* Фрагмент страницы *
⁂

Линия фронта осталась позади. Мы шли над территорией, занятой фашистами. Черные столбы дыма поднимались ввысь. У их основания бушевало пламя — вдоль линии фронта горели деревни, подожженные немцами. Это объяснил наш штурман. Он безошибочно узнавал происхождение всех огней, возникавших под самолетом.

— Вон там, справа впереди, будет немецкий аэродром, — кричит штурман.

Проходит минута, другая, и внизу вспыхивают две красные ракеты.

— Это гитлеровец дает нам посадку, — объясняет штурман. — Услышал моторы и думает — свой.

Самолет, отклонив «любезное» приглашение, продолжал свой путь. Тучи заволокли луну. Погода начала портиться, но дорога наша, видимо, подходила к концу. На горизонте появилась красная точка: мы находились в районе цели. Еще несколько секунд, и машина пошла на снижение. Уже были отчетливо различимы костры, расположенные по определенной, на сегодня условленной системе. Мы открыли верхнюю раму кабины. Ледяной ветер ударил в лицо. Самолет сделал круг и как-то сразу нырнул из окружавшей нас тьмы к свету костров, внезапно надвинувшихся на машину. По снегу бегут люди. Владимир Ярошевич уже на земле и, подойдя к кабине, кричит:

— Слезай, приехали!

Летчик прилетел партизанской воздушной тропой как по расписанию, минута в минуту, не отклонившись от курса ни на йоту. [134]

У ближайшего костра молча сидели, посматривая на небо, три человека. Возле костра лежал огромный железный колпак. Позже мы узнали, что «сторожа воздуха», заслышав шум немецкого самолета, мгновенно накрывают костры такими колпаками, и летное поле погружается во мрак.

Послышался знакомый сигнальный рожок. Подпрыгивая на буграх, подъехала самая обыкновенная «эмка». Мы пересели из самолета в автомобиль и тронулись дальше. Машина шла по узкой темной просеке. Через каждые сто метров она останавливалась. Мигнет лучик электрического фонарика, и шофер, пошептавшись с вырастающими, словно из-под земли, вооруженными людьми, снова дает газ...

Внезапно «эмка» остановилась. Нас окружал лес. Крупные красноватые звезды повисли над верхушками высоких сосен. Впереди виднелась полускрытая кустарником бревенчатая хижина — штаб партизанских отрядов. Негромкий оклик последнего часового, и мы открыли дверь обиталища хозяев Брянского леса.

— Прошу до хаты! — пригласил нас провожатый.

Знакомьтесь — мои друзья

Внутри хата выглядела куда лучше, чем снаружи: со стен струился цветной, поблескивающий при свете коптилок шелк немецких парашютов, было тепло и даже уютно. С лавки поднялся невысокого роста шатен средних лет с сумрачными глазами. На гимнастерке у него поблескивали орден Ленина и Звезда Героя. Это был командир объединенных бригад Брянского леса Дмитрий Емлютин. Из соседней комнаты вышел плотный лысеющий мужчина в полувоенном френче и брюках солдатского покроя. В руках он держал книжку.

— Будьте знакомы, — сказал Емлютин, — начальник политотдела объединенных бригад.

⁂

* Данные пространственной компоновки *

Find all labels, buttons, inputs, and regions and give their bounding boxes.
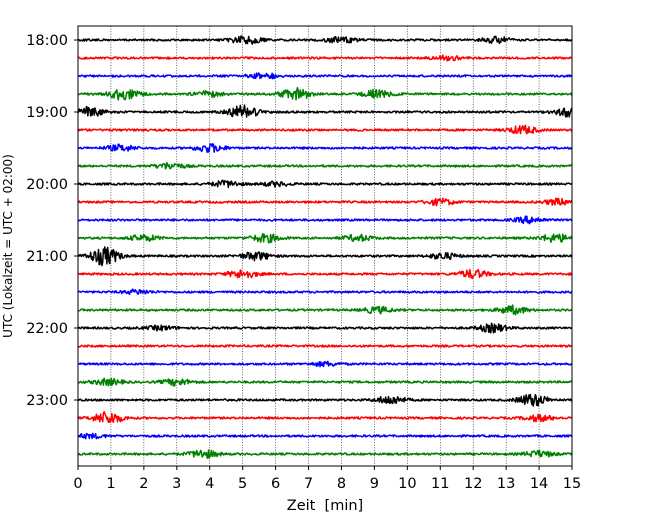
x-tick-label: 2	[139, 476, 148, 492]
trace-line	[77, 268, 573, 280]
x-tick-label: 10	[398, 476, 416, 492]
grid-layer	[110, 26, 540, 466]
trace-line	[77, 377, 573, 387]
x-tick-label: 1	[106, 476, 115, 492]
trace-line	[77, 411, 573, 424]
trace-line	[77, 246, 573, 267]
x-axis-title: Zeit [min]	[287, 498, 363, 514]
x-tick-label: 5	[238, 476, 247, 492]
x-tick-label: 13	[497, 476, 515, 492]
x-tick-label: 4	[205, 476, 214, 492]
plot-frame	[77, 25, 573, 467]
trace-line	[77, 215, 573, 225]
trace-line	[77, 124, 573, 135]
trace-line	[77, 432, 573, 440]
trace-line	[77, 304, 573, 316]
y-tick-label: 20:00	[26, 177, 68, 193]
trace-line	[77, 393, 573, 407]
x-tick-label: 8	[337, 476, 346, 492]
trace-line	[77, 360, 573, 368]
y-tick-layer: 18:00 19:00 20:00 21:00 22:00 23:00	[26, 33, 78, 409]
x-tick-label: 0	[73, 476, 82, 492]
trace-line	[77, 86, 573, 101]
trace-line	[77, 143, 573, 153]
trace-layer	[77, 35, 573, 459]
trace-line	[77, 232, 573, 244]
trace-line	[77, 322, 573, 334]
x-tick-label: 6	[271, 476, 280, 492]
trace-line	[77, 449, 573, 459]
x-tick-label: 9	[370, 476, 379, 492]
trace-line	[77, 161, 573, 170]
trace-line	[77, 288, 573, 296]
y-tick-label: 21:00	[26, 249, 68, 265]
x-tick-label: 12	[464, 476, 482, 492]
y-tick-label: 23:00	[26, 393, 68, 409]
y-tick-label: 19:00	[26, 105, 68, 121]
trace-line	[77, 72, 573, 80]
trace-line	[77, 54, 573, 62]
x-tick-label: 14	[530, 476, 548, 492]
x-tick-label: 7	[304, 476, 313, 492]
x-tick-label: 3	[172, 476, 181, 492]
x-tick-label: 15	[563, 476, 581, 492]
x-tick-layer: 0 1 2 3 4 5 6 7 8 9 10 11 12 13 14 15	[73, 466, 581, 492]
trace-line	[77, 197, 573, 207]
y-axis-title: UTC (Lokalzeit = UTC + 02:00)	[1, 154, 15, 338]
x-tick-label: 11	[431, 476, 449, 492]
trace-line	[77, 179, 573, 189]
trace-line	[77, 344, 573, 348]
trace-line	[77, 35, 573, 45]
trace-line	[77, 104, 573, 118]
y-tick-label: 18:00	[26, 33, 68, 49]
y-tick-label: 22:00	[26, 321, 68, 337]
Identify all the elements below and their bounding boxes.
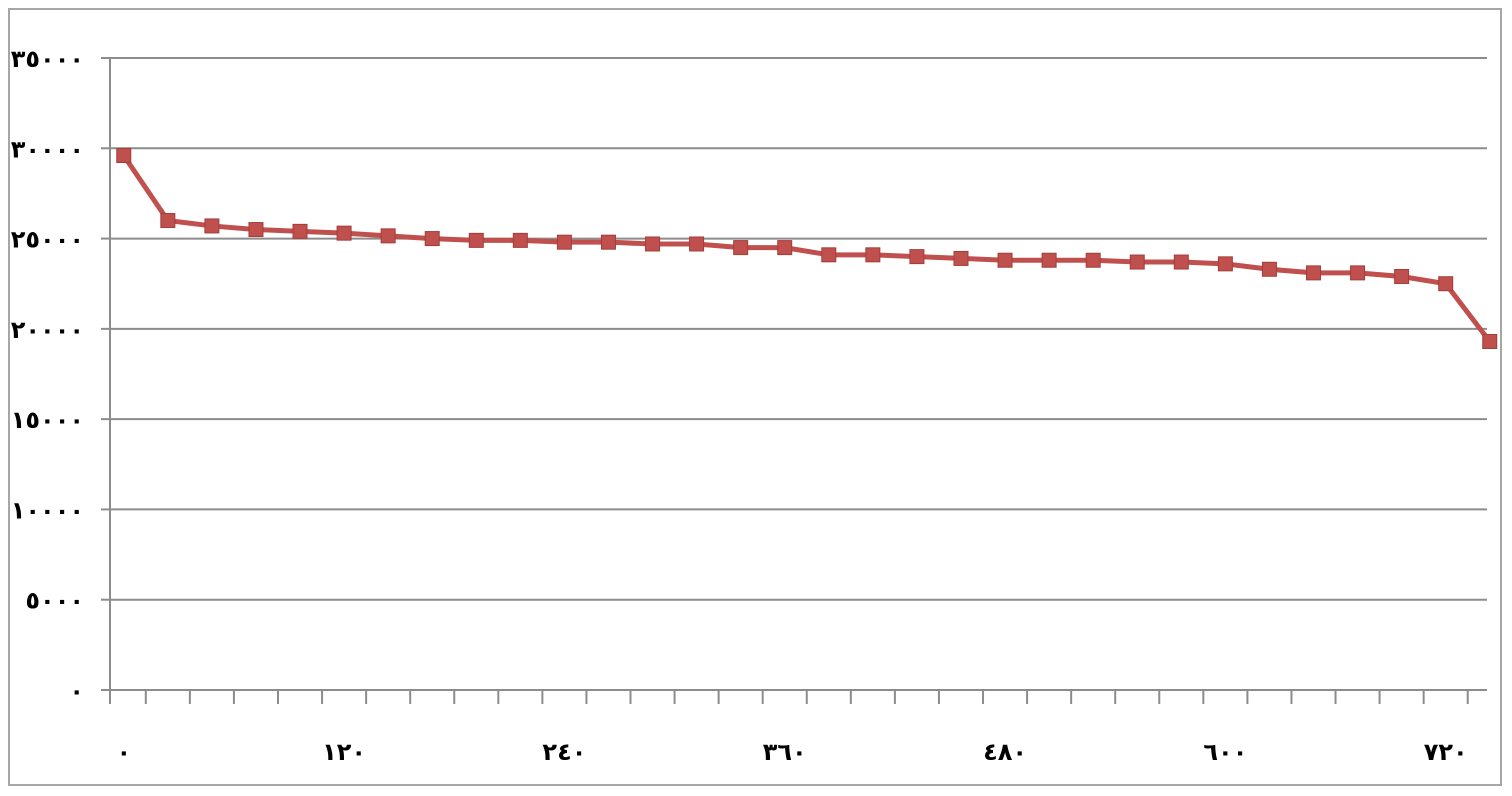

⁂

* Задание *
Можете вернуть без изменений часть рассказа о перелете к партизанам Брянского леса, начиная со слов «Линия фронта осталась» и заканчивая словами «и думает — свой.»? Записи — это отдельный материал, не относящийся к тексту.

* Ожидаемый ответ *
Линия фронта осталась позади. Мы шли над территорией, занятой фашистами. Черные столбы дыма поднимались ввысь. У их основания бушевало пламя — вдоль линии фронта горели деревни, подожженные немцами. Это объяснил наш штурман. Он безошибочно узнавал происхождение всех огней, возникавших под самолетом.

— Вон там, справа впереди, будет немецкий аэродром, — кричит штурман.

Проходит минута, другая, и внизу вспыхивают две красные ракеты.

— Это гитлеровец дает нам посадку, — объясняет штурман. — Услышал моторы и думает — свой.